*INSTRUCTIONS TO FOLLOW*: Work out how many lines in the listing below include the word "right". Give nothing but the number.

*Figure contents as structured data*:
((

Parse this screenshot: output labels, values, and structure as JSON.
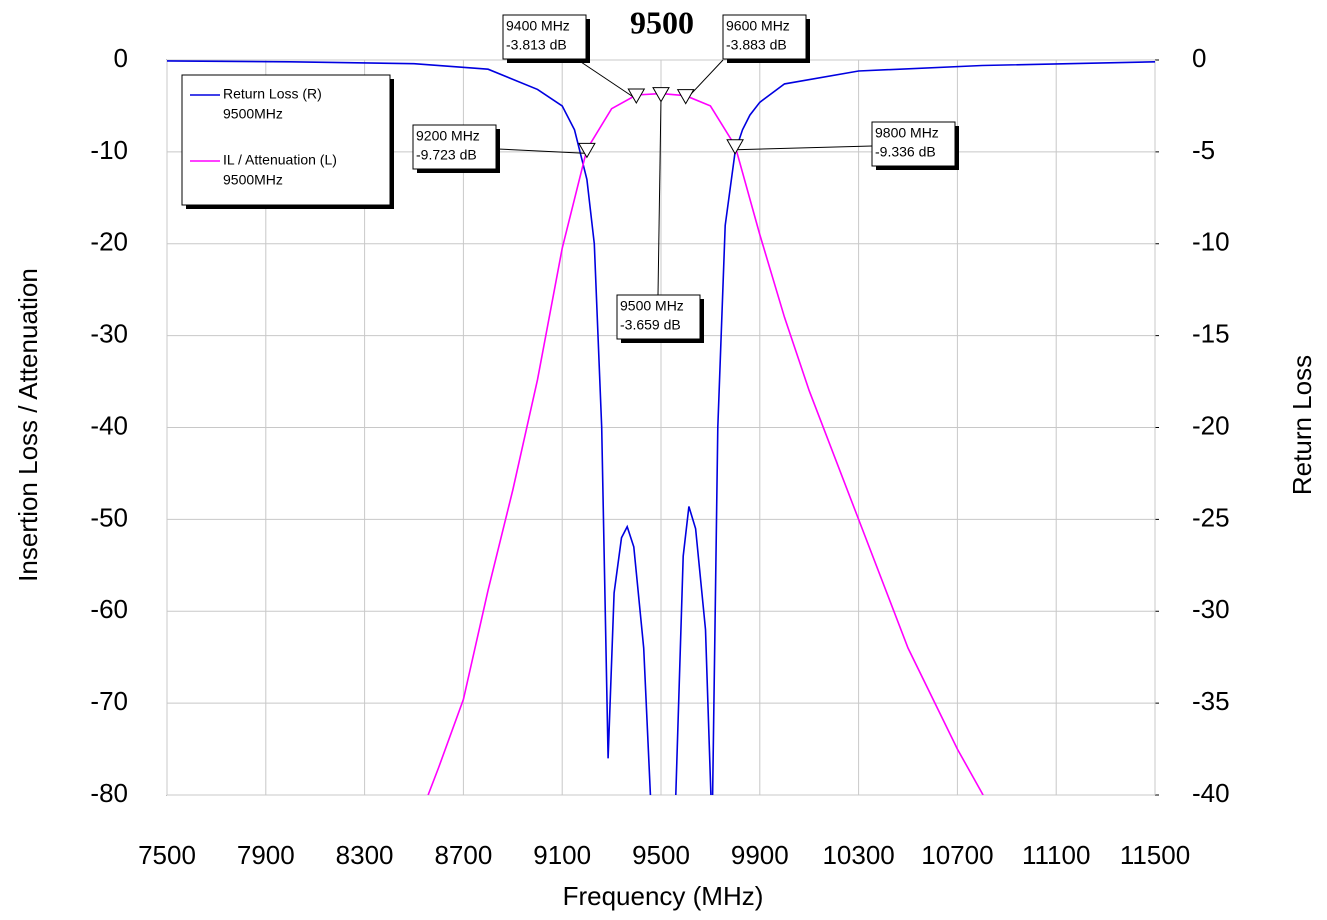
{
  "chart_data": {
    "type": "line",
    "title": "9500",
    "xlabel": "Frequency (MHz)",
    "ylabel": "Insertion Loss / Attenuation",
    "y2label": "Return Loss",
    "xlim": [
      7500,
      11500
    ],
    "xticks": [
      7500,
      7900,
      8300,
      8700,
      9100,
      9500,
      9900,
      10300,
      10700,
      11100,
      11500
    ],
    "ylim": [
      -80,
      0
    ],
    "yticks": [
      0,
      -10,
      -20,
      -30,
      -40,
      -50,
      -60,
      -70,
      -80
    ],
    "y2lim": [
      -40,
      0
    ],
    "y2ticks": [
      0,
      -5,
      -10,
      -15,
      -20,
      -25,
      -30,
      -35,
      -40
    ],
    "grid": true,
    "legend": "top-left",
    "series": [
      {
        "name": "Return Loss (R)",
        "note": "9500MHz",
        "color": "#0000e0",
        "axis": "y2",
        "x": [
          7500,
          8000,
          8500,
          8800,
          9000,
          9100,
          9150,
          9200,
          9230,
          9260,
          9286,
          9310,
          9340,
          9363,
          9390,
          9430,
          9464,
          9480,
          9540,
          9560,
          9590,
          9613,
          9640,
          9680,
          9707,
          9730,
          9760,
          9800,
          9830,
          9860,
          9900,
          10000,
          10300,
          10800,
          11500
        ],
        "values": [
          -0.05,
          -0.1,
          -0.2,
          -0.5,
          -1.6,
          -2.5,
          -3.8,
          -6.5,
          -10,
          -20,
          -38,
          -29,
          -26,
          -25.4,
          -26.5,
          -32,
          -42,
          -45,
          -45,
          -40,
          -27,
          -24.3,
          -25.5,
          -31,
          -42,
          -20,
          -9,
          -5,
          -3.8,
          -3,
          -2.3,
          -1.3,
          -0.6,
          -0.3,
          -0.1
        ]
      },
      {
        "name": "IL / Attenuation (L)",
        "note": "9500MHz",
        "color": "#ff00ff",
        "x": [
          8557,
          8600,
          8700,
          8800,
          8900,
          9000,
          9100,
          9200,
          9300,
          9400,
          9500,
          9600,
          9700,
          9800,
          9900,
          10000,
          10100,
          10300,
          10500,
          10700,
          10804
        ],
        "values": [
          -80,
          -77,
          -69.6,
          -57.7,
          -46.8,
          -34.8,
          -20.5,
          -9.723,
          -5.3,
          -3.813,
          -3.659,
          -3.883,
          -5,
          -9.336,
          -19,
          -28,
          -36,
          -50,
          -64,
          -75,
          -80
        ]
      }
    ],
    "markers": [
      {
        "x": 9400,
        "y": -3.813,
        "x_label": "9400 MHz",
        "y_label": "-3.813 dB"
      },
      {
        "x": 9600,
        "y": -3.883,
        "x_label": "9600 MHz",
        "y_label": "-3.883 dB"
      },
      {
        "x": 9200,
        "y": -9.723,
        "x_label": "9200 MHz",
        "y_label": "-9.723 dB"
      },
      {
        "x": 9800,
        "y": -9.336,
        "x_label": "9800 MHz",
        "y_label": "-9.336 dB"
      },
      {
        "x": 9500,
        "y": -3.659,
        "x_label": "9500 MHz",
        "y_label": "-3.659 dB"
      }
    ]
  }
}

))
((

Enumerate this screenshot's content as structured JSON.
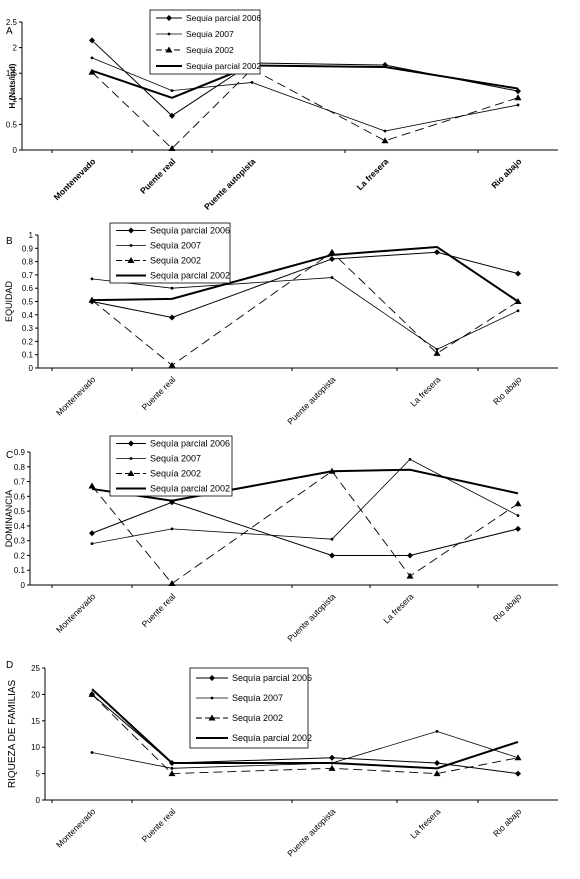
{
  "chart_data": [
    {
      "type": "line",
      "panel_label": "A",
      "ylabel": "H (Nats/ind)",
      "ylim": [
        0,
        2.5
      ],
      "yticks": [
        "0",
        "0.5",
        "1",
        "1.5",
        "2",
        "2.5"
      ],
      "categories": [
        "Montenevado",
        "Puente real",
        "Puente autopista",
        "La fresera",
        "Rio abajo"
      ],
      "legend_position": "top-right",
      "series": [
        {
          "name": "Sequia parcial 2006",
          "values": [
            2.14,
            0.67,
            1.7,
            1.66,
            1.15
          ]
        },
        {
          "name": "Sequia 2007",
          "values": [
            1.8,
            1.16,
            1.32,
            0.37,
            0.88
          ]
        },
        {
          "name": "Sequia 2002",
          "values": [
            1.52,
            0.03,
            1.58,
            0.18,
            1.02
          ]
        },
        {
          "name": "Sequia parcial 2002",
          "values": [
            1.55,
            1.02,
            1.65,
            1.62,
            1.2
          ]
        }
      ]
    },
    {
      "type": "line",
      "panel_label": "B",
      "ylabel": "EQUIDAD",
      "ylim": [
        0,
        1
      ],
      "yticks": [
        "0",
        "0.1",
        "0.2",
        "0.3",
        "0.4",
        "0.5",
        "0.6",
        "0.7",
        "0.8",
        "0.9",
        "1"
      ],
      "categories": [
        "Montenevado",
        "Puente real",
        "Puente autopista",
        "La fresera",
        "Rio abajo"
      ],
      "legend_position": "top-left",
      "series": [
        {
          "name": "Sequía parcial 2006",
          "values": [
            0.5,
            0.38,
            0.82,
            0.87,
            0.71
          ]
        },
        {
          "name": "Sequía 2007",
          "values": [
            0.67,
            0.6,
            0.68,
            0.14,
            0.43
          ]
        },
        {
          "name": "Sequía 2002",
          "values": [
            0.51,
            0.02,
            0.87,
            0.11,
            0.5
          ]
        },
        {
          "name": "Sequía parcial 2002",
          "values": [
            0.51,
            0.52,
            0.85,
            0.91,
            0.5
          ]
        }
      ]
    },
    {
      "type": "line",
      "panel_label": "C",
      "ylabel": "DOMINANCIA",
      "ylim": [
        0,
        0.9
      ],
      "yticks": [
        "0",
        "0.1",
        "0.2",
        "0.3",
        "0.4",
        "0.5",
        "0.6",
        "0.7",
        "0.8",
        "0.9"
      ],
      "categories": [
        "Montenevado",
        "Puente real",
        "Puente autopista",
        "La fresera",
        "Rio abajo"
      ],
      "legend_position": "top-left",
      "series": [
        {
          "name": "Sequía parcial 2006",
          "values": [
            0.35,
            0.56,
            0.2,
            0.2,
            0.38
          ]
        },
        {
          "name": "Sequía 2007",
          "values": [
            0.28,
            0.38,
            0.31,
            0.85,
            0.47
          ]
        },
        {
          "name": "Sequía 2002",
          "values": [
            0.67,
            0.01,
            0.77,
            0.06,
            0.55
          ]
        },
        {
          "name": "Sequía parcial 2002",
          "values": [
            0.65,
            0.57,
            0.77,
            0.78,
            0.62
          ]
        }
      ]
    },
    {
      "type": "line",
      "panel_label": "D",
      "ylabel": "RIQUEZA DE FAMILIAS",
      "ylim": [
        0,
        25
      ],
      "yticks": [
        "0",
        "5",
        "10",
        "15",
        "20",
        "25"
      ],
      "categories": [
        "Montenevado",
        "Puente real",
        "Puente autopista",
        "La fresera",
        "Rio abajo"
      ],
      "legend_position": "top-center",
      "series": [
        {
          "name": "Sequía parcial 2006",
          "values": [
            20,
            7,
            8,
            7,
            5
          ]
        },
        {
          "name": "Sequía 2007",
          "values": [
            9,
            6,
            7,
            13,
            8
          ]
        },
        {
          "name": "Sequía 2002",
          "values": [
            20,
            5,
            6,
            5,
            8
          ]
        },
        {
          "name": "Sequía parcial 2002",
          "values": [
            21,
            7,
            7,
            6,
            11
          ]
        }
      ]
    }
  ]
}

))
((

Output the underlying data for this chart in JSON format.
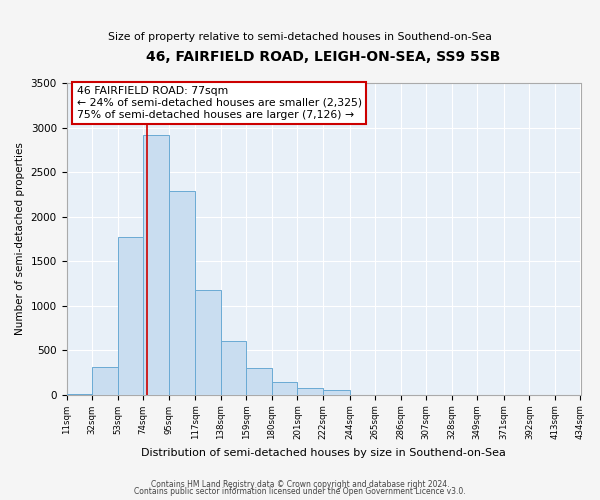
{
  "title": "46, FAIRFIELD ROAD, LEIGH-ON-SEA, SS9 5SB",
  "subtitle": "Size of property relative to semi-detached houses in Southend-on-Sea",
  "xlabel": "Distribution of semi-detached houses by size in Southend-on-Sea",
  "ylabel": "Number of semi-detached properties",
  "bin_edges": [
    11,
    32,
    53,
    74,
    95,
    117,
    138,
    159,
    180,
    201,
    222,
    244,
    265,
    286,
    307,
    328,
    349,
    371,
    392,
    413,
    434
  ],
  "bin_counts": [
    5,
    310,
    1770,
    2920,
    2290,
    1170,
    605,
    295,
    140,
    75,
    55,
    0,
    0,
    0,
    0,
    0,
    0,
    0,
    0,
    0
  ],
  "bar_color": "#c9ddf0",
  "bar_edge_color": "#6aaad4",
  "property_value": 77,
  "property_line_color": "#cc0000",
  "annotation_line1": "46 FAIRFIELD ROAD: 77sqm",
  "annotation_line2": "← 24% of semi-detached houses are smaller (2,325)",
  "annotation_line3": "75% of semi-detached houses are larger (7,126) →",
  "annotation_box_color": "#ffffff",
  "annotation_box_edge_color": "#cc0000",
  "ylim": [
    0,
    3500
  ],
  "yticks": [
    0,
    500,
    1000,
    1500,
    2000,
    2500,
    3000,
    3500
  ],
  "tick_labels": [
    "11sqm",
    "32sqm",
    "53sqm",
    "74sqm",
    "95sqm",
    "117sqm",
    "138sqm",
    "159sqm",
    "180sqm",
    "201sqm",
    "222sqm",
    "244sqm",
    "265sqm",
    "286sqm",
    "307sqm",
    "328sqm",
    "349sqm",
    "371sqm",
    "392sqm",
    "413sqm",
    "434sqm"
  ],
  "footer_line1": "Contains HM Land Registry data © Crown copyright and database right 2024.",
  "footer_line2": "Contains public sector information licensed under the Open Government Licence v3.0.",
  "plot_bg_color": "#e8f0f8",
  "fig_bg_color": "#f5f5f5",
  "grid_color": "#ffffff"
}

))

*TASK ANSWER*: 2